• Description of the task: Which lines of the records contain "included"? Collect every one of them.

• Data to process:
---

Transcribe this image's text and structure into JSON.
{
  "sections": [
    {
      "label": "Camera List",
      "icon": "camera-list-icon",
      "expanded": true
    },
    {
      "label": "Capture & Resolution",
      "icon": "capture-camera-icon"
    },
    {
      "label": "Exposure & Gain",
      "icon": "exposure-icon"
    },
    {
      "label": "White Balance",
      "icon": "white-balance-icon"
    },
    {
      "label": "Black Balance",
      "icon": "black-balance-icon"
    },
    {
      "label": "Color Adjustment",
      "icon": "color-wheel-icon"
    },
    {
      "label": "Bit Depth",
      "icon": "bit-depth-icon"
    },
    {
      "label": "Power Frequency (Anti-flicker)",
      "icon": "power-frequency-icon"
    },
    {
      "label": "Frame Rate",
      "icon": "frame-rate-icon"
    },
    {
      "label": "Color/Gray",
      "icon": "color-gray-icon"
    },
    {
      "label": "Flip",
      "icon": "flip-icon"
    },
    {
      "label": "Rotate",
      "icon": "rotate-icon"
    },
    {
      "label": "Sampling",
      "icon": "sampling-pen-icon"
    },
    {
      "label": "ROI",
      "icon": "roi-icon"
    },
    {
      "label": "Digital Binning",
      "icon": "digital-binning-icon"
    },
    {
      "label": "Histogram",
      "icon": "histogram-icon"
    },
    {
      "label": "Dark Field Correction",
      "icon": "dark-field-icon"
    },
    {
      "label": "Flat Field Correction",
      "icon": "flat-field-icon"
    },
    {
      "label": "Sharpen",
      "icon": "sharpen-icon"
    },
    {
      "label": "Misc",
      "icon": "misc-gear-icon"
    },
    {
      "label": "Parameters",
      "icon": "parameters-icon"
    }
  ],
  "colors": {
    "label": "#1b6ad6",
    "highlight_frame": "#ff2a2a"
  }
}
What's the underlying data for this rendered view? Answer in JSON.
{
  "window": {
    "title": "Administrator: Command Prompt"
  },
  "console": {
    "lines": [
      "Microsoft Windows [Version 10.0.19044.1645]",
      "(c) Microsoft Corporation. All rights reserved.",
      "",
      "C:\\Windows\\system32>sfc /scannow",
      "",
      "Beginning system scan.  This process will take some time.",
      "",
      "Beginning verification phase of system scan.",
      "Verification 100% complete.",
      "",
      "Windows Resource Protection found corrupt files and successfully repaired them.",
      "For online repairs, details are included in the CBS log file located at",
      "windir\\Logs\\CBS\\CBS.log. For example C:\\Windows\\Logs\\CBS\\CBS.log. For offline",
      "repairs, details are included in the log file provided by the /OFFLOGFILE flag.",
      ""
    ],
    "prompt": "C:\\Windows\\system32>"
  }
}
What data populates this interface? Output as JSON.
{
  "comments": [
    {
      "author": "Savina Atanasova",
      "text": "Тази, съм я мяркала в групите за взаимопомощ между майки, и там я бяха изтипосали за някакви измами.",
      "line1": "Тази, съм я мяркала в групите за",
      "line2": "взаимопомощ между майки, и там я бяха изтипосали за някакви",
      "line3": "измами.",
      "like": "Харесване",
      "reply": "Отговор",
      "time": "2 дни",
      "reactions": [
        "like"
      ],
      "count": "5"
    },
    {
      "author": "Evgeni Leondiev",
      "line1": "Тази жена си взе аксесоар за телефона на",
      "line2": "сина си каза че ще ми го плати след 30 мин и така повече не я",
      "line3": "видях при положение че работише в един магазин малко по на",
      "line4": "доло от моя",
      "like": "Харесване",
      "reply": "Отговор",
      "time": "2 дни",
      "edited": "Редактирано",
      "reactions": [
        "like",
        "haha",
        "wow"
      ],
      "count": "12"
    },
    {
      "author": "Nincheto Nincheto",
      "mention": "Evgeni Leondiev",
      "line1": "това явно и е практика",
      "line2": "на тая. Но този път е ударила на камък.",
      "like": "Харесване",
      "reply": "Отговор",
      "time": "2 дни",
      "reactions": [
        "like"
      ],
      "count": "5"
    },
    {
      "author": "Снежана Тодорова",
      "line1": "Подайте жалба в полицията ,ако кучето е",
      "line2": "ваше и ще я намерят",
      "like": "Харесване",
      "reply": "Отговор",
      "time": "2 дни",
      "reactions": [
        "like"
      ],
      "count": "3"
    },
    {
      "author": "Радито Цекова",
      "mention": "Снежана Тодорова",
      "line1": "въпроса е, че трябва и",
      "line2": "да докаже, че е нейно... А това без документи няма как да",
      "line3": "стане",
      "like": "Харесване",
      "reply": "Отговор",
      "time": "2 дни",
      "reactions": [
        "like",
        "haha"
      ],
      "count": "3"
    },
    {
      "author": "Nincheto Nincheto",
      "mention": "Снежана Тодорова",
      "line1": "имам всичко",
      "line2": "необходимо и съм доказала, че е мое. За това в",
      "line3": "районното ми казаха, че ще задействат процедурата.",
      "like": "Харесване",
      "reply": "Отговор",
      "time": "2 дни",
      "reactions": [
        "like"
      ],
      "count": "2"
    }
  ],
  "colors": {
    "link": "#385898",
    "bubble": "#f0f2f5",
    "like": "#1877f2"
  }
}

---

• Task output:
      "For online repairs, details are included in the CBS log file located at",
      "repairs, details are included in the log file provided by the /OFFLOGFILE flag.",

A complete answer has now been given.